==== Provided text ====

What is full-disk encryption?
(Last updated on October 3, 2019)
In today’s threat landscape, encryption is a necessary component of an organization’s security policy. Encryption is the process of changing information to make it unreadable by anyone except those possessing special knowledge (commonly referred to as a secret key) that allows them to change the information back to its original form. By converting information into an unreadable format, encryption technology protects data from unauthorized access.
Disk encryption is a security mechanism that protects data at rest on an endpoint. An endpoint is any device that has the capability to connect to an organization’s network (e.g. desktop computers, laptops, smart phones, printers, and similar hardware).
Encryption at the hardware level of a storage device is commonly referred to as full-disk encryption (FDE), or whole disk encryption. It signifies that everything on disk is encrypted – data, OS, files, including swap files and hibernation files. FDE is common practice for laptops, which are highly susceptible to theft, and consequently, data breaches. Not surprisingly, 41% of data breach events from 2005 through 2015 were the result of lost devices (laptops, tablets, smartphones).
FDE addresses this problem, but its protections are limited to the loss or theft of device. Once the machine is powered on and functioning, it provides no protection against unauthorized users. A hacker can get through a web vulnerability, and access any data stored in plaintext.
How to enable full-disk encryption
FDE can be achieved with hardware-based, and software-based methods. Hardware-based methods include storage devices built-in during manufacturing, and off-device hardware like where the storage device is attached through an adapter.
Major commercial operating systems have built-in encryption programs – Microsoft BitLocker for Windows, Apple FileVault for Mac OS X, and dm-crypt for Linux. All the user has to do is opt to use it, and select a strong password.

====

**Objective 1:**
Reproduce the passage of the full-disk encryption article between "In today’s threat" and "from unauthorized access.", inclusive.
**Objective 2:**
Render this sentence from the full-disk encryption article into Spanish: "Disk encryption is a security mechanism that protects data at rest on an endpoint."
**Objective 3:**
According to the full-disk encryption article, what share of data breach events from 2005 through 2015 resulted from lost devices?
The data that comes after the full-disk encryption article has no connection to it.

==== Record list ====

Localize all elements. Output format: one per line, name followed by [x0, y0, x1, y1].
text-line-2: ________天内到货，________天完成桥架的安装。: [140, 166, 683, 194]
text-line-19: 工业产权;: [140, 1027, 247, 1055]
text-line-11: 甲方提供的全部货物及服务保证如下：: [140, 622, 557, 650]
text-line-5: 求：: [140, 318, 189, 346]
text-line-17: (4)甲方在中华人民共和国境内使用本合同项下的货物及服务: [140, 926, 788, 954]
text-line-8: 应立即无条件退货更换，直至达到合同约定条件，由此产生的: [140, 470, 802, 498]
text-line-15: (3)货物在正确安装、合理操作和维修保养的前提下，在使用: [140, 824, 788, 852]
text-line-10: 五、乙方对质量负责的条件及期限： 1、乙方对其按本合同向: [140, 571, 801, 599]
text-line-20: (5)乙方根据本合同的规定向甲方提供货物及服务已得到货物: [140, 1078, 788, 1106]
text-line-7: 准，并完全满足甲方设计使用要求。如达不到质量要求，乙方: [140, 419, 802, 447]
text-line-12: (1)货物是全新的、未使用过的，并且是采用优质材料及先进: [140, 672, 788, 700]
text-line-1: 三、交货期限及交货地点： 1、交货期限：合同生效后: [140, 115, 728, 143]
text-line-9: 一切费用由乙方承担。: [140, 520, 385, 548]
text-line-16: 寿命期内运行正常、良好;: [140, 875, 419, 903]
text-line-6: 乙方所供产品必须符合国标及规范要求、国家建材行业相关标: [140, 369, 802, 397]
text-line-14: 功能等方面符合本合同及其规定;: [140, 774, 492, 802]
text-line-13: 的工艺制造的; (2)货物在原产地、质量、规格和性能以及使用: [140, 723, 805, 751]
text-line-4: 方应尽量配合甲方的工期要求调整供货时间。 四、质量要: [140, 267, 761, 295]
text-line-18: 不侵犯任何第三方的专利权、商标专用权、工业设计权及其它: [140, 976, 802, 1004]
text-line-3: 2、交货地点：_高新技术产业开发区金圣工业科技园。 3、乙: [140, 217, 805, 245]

====
==== Record list ====

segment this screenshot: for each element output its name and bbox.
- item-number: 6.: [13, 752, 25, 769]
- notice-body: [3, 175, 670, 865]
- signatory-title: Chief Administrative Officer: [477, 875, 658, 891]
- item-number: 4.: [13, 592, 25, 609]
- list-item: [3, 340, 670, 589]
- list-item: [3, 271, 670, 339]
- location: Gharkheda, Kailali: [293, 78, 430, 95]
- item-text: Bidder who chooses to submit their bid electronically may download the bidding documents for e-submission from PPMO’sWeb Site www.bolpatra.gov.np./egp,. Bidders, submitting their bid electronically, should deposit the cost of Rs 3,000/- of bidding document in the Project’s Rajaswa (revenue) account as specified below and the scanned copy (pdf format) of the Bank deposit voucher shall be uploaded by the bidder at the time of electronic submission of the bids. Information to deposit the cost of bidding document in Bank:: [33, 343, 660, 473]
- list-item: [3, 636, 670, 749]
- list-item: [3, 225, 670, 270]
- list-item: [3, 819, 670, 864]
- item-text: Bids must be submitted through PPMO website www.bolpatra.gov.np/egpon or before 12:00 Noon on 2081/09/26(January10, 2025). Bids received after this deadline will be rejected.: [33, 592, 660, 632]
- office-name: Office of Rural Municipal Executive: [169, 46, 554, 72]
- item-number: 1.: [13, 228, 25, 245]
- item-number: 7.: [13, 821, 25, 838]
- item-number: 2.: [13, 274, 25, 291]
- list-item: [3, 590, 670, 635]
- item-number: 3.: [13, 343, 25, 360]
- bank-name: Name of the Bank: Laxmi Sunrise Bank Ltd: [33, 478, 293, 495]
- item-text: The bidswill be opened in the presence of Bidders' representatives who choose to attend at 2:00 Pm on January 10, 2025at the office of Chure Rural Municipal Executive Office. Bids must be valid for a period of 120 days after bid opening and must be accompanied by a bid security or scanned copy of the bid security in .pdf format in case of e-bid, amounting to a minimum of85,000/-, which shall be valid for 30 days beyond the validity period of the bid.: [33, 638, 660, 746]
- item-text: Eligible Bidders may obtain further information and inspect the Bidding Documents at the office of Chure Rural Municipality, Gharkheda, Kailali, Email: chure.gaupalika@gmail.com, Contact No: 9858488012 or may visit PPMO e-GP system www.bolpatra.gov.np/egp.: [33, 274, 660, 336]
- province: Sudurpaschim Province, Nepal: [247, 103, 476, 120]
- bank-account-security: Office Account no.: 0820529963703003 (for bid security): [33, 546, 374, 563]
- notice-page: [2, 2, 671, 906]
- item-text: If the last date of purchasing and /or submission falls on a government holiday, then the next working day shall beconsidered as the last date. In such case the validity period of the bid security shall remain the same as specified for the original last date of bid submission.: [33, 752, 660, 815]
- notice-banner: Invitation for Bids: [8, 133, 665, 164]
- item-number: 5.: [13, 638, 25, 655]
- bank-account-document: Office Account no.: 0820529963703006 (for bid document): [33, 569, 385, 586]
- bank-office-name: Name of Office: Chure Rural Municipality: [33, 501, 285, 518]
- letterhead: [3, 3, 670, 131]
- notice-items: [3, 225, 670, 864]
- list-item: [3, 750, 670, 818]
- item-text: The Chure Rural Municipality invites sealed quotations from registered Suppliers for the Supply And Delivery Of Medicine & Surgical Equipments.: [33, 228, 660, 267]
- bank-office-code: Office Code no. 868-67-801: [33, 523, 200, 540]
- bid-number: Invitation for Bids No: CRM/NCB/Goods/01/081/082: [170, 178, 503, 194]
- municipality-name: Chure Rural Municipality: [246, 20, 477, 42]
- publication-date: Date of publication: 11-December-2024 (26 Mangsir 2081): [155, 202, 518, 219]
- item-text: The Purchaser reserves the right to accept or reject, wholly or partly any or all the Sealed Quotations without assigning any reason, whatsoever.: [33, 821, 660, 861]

====

**Worked solution 1:**
In today’s threat landscape, encryption is a necessary component of an organization’s security policy. Encryption is the process of changing information to make it unreadable by anyone except those possessing special knowledge (commonly referred to as a secret key) that allows them to change the information back to its original form. By converting information into an unreadable format, encryption technology protects data from unauthorized access.

**Worked solution 2:**
El cifrado de disco es un mecanismo de seguridad que protege los datos en reposo en un punto final.

**Worked solution 3:**
41%